Stated exercise
In the material below, find all lines with the string "object" and copy them.

═════ Given records ═════

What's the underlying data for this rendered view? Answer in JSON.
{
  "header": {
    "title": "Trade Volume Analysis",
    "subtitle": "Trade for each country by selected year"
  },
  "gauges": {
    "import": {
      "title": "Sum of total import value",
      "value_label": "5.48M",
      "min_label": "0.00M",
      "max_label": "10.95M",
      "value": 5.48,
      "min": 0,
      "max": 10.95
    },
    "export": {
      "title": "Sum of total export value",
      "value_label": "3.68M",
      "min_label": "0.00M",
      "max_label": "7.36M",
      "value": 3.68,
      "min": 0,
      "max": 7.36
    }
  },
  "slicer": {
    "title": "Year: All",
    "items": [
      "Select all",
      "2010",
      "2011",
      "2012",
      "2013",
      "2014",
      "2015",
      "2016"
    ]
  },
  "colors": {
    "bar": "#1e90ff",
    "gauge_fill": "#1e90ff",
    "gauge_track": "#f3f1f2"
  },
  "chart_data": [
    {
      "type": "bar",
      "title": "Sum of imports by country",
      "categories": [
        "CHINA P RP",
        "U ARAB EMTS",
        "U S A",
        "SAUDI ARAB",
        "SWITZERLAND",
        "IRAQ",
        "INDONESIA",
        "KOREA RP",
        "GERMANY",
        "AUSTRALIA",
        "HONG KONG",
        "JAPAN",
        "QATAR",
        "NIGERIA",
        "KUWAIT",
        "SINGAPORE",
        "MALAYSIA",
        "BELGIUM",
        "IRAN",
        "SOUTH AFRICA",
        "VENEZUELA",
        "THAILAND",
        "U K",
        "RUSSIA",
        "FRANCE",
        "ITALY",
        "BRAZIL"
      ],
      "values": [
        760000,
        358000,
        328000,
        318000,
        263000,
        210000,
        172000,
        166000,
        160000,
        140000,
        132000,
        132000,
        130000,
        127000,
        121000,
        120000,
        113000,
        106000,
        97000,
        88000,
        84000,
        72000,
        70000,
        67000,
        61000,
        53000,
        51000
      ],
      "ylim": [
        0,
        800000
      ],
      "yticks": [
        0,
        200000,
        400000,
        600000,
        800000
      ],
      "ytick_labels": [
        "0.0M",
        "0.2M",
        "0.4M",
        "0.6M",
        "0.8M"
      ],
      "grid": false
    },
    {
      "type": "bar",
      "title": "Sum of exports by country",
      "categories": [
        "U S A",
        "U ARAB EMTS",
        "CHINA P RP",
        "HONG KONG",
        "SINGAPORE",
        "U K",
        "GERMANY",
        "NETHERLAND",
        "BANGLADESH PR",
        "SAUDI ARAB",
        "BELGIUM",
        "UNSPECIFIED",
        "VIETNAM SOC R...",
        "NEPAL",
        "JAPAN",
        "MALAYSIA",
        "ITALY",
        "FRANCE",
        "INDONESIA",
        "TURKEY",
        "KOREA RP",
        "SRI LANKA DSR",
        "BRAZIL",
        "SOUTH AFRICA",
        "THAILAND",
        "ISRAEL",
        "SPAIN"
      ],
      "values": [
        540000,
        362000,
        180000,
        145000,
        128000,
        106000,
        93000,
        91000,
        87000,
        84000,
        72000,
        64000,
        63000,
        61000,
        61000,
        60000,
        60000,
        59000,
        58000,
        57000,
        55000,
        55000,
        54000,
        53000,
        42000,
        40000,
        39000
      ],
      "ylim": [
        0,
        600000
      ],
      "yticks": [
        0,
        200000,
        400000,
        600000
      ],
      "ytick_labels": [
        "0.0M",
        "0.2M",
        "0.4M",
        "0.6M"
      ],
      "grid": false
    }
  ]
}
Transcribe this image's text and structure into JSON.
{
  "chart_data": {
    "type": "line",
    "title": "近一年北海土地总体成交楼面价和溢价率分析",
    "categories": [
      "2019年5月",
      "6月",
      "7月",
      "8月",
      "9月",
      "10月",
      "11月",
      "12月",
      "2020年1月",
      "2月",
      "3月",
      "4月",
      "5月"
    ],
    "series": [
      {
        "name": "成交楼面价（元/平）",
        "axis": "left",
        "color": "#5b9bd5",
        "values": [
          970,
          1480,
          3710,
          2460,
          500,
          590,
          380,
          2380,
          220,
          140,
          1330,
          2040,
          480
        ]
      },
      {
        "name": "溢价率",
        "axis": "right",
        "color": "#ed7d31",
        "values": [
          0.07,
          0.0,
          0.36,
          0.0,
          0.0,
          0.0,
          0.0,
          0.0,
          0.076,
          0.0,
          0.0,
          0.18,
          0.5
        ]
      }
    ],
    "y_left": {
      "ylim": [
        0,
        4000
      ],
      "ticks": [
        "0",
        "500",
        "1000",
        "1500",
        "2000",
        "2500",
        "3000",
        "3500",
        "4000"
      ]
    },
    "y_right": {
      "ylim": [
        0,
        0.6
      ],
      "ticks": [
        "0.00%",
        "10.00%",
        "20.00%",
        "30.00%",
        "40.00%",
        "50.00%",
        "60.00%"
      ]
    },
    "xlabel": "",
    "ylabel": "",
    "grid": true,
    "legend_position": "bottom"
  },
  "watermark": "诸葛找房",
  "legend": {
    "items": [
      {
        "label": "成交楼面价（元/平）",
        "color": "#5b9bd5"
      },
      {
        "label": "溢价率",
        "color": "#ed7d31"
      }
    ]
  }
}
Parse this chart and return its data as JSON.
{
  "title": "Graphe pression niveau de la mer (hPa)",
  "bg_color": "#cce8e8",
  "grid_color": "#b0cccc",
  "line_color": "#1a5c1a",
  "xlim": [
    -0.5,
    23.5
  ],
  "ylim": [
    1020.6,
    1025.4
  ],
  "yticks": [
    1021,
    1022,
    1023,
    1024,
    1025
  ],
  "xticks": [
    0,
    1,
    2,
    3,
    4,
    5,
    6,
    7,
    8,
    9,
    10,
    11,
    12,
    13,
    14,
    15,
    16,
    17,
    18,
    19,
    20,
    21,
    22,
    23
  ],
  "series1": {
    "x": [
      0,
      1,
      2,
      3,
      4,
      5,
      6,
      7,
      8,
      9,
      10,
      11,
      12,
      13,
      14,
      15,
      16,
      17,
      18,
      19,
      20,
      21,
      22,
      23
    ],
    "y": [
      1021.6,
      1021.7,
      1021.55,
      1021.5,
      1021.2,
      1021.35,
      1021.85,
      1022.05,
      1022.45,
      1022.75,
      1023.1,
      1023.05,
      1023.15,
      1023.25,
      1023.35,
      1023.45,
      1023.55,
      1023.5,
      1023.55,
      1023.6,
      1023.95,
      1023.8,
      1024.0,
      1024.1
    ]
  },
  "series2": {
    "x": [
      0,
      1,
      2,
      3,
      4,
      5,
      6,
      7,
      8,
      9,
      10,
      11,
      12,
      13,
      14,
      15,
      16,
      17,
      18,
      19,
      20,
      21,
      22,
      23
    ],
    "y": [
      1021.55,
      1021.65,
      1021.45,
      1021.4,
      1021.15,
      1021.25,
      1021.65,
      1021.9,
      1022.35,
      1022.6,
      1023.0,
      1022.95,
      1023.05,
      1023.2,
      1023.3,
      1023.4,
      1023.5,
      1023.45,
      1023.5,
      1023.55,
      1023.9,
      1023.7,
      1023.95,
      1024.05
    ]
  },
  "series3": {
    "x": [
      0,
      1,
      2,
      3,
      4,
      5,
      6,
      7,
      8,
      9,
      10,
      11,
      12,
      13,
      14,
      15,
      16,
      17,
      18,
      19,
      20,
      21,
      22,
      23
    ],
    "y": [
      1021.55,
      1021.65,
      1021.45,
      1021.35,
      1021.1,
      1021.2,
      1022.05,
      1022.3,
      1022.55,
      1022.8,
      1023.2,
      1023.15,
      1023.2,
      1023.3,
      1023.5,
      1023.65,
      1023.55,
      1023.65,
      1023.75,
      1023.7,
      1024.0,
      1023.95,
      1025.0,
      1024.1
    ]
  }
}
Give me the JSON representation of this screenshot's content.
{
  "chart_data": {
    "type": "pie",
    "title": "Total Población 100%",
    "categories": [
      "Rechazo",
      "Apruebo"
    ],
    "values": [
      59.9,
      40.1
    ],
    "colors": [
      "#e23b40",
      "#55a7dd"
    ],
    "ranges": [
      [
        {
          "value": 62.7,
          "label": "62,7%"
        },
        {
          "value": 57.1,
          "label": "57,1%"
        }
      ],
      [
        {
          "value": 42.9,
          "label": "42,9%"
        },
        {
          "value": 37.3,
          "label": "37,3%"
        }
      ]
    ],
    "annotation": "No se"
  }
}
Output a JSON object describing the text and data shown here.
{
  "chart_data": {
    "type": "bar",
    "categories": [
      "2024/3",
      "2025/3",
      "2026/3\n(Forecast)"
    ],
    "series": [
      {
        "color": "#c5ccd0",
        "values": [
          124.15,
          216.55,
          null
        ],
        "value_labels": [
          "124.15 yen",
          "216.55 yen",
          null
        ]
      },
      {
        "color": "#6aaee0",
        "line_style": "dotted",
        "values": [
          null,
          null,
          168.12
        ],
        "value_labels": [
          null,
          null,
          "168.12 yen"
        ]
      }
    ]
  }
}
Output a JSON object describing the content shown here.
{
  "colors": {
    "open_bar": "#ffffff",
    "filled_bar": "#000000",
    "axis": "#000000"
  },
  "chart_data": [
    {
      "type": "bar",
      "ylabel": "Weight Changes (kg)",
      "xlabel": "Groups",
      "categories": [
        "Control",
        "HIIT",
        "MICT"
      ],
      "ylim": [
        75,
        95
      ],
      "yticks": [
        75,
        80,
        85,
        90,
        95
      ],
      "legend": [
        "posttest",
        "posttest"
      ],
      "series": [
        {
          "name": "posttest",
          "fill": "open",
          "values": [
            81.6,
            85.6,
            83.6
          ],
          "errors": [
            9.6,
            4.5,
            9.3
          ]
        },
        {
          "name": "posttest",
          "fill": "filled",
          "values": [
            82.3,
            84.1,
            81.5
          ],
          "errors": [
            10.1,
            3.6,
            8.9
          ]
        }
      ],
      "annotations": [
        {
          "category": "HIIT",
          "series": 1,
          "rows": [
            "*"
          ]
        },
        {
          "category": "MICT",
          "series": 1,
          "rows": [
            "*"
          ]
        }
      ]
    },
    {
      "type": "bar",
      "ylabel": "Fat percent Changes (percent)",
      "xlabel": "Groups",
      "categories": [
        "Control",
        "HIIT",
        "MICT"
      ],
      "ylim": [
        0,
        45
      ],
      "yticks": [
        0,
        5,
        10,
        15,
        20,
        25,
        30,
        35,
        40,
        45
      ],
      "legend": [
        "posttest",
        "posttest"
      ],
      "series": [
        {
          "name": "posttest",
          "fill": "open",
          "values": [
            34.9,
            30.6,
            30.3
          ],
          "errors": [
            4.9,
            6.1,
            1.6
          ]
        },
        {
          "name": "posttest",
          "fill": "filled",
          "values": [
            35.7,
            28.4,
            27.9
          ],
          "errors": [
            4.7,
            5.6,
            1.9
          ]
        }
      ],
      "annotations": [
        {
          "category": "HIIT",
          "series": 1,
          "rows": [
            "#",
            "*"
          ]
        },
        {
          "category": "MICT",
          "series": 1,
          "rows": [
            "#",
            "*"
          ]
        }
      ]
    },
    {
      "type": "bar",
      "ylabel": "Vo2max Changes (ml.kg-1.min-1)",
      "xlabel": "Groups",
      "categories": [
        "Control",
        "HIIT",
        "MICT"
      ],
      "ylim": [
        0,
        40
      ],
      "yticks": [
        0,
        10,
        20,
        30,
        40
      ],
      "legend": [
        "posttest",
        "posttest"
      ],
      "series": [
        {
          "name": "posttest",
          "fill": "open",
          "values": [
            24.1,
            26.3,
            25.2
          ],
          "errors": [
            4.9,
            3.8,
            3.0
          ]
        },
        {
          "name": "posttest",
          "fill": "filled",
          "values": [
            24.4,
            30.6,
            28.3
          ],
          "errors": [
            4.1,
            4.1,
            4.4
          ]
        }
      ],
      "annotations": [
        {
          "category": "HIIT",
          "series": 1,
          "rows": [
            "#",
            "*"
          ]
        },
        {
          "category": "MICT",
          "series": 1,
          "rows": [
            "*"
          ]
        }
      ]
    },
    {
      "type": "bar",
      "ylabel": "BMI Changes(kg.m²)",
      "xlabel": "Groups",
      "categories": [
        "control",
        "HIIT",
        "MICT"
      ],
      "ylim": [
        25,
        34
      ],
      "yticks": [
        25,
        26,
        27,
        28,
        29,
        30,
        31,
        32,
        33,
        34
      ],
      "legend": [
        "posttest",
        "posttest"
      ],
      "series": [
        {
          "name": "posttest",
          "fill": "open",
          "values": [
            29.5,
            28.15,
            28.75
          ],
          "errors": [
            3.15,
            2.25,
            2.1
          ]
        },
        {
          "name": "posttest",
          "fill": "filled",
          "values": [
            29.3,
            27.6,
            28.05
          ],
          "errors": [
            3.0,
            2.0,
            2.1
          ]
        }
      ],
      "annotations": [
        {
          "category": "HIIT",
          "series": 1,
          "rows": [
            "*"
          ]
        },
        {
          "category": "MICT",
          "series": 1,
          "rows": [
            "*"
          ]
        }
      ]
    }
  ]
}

═════

Task response
Output a JSON object describing the text and data shown here.
Output a JSON object describing the content shown here.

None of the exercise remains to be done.